--- WORK REQUIRED ---
From the data that follows, copy every line holding the string "title".

--- RECORDS FOR THE EXERCISE ---

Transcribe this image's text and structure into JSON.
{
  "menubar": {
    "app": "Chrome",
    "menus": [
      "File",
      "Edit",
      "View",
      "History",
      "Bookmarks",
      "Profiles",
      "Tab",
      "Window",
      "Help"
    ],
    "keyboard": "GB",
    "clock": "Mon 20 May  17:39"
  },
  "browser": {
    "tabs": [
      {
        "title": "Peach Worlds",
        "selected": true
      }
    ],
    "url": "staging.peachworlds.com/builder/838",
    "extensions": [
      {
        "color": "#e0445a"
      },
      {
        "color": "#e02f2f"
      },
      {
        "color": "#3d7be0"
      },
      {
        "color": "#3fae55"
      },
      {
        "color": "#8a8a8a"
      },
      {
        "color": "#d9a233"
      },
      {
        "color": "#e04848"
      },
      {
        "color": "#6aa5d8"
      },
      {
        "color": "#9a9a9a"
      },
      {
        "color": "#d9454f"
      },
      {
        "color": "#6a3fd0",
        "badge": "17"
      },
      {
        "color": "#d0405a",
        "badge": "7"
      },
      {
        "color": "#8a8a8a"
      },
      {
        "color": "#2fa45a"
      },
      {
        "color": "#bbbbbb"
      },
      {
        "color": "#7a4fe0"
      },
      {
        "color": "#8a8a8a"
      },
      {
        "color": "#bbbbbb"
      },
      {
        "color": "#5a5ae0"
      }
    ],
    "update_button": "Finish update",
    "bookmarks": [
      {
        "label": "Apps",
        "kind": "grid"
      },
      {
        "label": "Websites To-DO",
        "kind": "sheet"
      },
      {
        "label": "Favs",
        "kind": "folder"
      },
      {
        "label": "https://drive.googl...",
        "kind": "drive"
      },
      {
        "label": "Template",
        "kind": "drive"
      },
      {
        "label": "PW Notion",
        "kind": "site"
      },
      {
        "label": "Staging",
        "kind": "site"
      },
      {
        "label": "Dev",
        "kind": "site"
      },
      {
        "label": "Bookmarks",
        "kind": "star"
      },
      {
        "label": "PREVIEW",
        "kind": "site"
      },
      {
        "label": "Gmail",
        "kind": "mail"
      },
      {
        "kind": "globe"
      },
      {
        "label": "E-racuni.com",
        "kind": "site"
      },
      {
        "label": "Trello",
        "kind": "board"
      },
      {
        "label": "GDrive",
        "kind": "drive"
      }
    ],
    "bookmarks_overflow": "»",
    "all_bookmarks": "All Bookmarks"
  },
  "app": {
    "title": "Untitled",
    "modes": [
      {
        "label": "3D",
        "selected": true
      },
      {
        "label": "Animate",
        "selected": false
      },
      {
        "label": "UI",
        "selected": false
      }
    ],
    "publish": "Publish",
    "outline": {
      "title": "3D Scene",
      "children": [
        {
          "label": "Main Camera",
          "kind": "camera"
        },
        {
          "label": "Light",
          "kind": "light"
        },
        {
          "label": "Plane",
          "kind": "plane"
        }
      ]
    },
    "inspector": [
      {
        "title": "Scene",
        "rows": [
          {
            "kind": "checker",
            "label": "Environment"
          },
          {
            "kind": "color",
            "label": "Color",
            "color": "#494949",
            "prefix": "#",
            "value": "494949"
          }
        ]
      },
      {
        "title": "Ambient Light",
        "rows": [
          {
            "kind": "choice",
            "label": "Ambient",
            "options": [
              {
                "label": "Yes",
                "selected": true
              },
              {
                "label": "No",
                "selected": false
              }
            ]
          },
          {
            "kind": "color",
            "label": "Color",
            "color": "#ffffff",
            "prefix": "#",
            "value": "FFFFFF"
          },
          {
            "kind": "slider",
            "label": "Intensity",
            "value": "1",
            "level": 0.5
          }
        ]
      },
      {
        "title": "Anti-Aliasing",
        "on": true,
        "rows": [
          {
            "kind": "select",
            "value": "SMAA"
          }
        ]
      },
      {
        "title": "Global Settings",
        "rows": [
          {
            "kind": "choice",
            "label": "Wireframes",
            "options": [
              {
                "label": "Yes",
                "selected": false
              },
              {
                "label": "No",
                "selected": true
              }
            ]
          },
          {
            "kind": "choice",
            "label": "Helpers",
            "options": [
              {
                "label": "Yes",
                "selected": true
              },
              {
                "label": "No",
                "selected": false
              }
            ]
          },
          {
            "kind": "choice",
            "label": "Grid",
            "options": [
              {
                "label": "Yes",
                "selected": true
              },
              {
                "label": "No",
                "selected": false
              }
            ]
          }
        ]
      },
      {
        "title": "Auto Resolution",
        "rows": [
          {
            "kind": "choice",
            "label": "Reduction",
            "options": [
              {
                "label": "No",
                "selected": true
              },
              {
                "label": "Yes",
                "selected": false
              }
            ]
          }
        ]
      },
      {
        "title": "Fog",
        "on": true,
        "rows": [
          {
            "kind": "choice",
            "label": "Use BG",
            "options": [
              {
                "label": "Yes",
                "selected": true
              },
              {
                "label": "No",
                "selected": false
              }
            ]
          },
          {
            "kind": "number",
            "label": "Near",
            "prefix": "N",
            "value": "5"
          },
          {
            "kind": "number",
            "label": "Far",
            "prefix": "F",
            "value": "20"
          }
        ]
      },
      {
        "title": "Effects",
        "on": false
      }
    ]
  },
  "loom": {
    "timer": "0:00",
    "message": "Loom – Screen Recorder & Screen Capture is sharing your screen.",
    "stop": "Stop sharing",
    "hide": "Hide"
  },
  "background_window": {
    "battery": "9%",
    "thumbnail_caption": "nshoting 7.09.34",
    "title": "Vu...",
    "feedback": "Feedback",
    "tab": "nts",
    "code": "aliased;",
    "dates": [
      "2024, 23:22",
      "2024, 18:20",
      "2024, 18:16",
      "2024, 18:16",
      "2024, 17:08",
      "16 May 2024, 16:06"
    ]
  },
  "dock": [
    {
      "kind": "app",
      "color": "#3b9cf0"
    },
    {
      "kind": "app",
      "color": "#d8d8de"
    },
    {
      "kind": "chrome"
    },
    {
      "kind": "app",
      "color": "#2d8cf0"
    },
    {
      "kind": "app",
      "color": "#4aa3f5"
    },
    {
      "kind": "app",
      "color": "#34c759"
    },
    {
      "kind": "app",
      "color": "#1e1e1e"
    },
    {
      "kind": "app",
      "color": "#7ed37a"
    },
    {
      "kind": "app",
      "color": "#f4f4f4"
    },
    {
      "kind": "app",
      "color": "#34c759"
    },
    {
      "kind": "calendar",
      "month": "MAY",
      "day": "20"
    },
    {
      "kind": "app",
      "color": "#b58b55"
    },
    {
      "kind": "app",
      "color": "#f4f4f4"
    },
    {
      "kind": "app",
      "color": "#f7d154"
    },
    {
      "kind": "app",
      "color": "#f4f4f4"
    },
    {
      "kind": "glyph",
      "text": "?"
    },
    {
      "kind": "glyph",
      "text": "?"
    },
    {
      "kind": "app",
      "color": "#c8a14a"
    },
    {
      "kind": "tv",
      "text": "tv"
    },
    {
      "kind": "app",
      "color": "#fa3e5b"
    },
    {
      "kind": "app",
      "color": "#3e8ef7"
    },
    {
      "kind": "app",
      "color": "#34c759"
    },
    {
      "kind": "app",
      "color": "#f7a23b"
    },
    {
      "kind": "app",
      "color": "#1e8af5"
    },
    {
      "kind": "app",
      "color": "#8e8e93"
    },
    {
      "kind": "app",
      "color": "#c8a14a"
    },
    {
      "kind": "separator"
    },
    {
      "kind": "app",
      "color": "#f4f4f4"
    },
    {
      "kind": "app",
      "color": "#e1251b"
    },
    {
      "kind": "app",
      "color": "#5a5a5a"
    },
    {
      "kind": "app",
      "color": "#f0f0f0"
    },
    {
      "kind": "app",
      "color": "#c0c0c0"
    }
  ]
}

--- WRITTEN SOLUTION ---
        "title": "Peach Worlds",
    "title": "Untitled",
      "title": "3D Scene",
        "title": "Scene",
        "title": "Ambient Light",
        "title": "Anti-Aliasing",
        "title": "Global Settings",
        "title": "Auto Resolution",
        "title": "Fog",
        "title": "Effects",
    "title": "Vu...",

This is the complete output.